Maximum Leader Hood takes time to slap down all the happy talk about just how wonderful impact fees would be for Mecklenburg County. Part the scheme’s supposed popularity is a result of constantly pretending that the fees would be paid by developers, rather than passed through to home buyers as is always the case.
As we’ve pointed out relentlessly, a $2,000 or $4,000 even $5,000 impact fee can be smuggled in a couple ways, one being to delete features from a home. And you can bet our local bankers love how these fees are spread out over the length of a 30 year mortgage, unlike an annual property tax bill.
Hood further challenges impact fee supporters to be consistent:
If one were to be serious about this principle, here are policies that make more logical sense:
• Impose a impact fee on all households with school-aged children who move to your county from some other jurisdiction, regardless of whether they buy a new or existing home, or rent.
• Impose an impact fee on each new child brought into a household, either through birth or adoption. Obviously, larger families impact school enrollment more than smaller ones.
• Impose a stiff enrollment fee when parents who seek to enroll their children in public schools cannot provide evidence of legal residence. Illegal immigrants don’t pay as much state and local tax as legal immigrants and citizens pay, so more compensation is needed to offset the cost of educating their children.
• Provide families an impact refund for each school-aged child they keep out of the public-school system — by using charter schools, private education, or homeschooling. Furthermore, any taxpayer who contributes to a scholarship fund for children other than his own attending private schools instead of the public school system would also receive an impact refund.
If you don’t favor these proposals, you don’t really believe in the impact-fee cause as publicly advocated. If the truth be told, politicians and activists favor impact fees because they think they can get away with them easier than a tax increase.
Then there is the oft-ignored fact that new home construction by itself generates more revenue for a jurisdiction, perhaps much more than services for those new homes cost, depending on how efficiently those services are delivered. Here we get to the root of the impact fee fascination: Such fees are yet another revenue stream for local governments, like Char-Meck, which insist on spending without regard to the cost to taxpayers.
Were local officials remotely interested in holding spending increases in line with revenue, we could have about six percent spending growth every year. But the unwillingness to muster up a hint of fiscal discipline means we are on an annual double-digit spending growth treadmill which will always require tax hikes — like impact fees — to sustain.
###
» **Instructions to follow**
Copy verbatim everything in the impact fee text from "Then there is" down to "fees — to sustain.".

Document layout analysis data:
###
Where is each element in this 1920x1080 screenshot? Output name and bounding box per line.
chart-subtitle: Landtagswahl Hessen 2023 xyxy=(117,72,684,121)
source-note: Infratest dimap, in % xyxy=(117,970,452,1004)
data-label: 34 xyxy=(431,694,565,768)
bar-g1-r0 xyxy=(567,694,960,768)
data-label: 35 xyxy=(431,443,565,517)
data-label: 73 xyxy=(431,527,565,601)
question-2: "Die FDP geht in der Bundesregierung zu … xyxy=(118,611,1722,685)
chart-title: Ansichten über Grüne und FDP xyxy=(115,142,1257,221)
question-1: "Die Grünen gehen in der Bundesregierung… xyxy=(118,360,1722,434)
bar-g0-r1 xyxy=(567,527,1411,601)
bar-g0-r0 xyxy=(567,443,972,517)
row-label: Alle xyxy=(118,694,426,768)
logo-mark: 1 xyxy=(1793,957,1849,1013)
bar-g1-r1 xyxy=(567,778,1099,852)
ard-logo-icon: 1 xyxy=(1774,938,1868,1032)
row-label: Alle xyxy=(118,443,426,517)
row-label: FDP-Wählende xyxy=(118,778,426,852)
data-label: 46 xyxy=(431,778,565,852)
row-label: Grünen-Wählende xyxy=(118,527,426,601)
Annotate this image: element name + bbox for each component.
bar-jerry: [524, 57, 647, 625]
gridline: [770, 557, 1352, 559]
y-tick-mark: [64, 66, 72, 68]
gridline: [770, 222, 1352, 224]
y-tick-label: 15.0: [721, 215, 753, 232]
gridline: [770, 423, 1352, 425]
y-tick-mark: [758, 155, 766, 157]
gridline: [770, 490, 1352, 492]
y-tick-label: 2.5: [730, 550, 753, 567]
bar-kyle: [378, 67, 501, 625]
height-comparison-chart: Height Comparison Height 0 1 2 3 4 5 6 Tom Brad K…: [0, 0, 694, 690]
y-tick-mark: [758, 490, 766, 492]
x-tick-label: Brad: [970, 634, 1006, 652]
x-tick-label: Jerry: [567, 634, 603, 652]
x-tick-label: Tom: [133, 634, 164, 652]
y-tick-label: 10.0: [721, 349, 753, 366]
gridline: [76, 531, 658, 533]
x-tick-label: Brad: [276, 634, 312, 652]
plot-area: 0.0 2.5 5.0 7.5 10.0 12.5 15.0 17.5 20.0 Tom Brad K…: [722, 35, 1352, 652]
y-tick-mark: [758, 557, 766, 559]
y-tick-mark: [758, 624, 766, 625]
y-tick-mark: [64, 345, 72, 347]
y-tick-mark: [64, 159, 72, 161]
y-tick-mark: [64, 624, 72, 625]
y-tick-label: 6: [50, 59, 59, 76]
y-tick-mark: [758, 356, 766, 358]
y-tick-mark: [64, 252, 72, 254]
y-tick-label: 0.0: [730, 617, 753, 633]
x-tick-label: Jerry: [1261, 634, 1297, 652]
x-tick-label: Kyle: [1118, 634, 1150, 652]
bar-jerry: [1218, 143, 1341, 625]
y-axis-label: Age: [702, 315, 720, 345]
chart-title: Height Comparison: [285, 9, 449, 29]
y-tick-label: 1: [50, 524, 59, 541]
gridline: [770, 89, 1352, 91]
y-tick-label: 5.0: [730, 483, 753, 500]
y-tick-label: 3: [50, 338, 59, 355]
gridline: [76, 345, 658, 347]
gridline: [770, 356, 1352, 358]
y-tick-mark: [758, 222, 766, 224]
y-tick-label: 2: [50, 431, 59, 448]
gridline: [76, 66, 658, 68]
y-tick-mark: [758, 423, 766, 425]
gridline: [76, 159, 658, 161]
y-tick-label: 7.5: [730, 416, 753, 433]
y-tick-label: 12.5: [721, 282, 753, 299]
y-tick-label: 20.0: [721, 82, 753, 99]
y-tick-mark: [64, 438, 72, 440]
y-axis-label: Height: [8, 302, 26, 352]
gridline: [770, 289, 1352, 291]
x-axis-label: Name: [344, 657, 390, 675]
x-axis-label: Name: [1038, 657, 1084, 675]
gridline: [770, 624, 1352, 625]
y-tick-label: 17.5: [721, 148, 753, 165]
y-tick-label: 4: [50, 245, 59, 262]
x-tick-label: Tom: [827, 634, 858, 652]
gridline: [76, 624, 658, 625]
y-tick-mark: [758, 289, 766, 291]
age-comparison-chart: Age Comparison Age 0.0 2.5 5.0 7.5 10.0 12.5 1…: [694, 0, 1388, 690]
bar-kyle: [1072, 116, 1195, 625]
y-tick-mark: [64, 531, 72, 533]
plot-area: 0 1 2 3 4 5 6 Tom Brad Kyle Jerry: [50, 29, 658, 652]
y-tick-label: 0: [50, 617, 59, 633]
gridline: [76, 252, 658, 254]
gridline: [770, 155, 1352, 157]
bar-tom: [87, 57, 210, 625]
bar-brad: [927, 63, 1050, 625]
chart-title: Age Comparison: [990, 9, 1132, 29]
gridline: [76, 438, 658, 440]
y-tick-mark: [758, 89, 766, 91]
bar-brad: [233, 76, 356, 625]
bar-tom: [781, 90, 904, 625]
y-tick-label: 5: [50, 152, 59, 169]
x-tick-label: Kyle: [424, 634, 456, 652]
###
» **Reply to the task**
Then there is the oft-ignored fact that new home construction by itself generates more revenue for a jurisdiction, perhaps much more than services for those new homes cost, depending on how efficiently those services are delivered. Here we get to the root of the impact fee fascination: Such fees are yet another revenue stream for local governments, like Char-Meck, which insist on spending without regard to the cost to taxpayers.
Were local officials remotely interested in holding spending increases in line with revenue, we could have about six percent spending growth every year. But the unwillingness to muster up a hint of fiscal discipline means we are on an annual double-digit spending growth treadmill which will always require tax hikes — like impact fees — to sustain.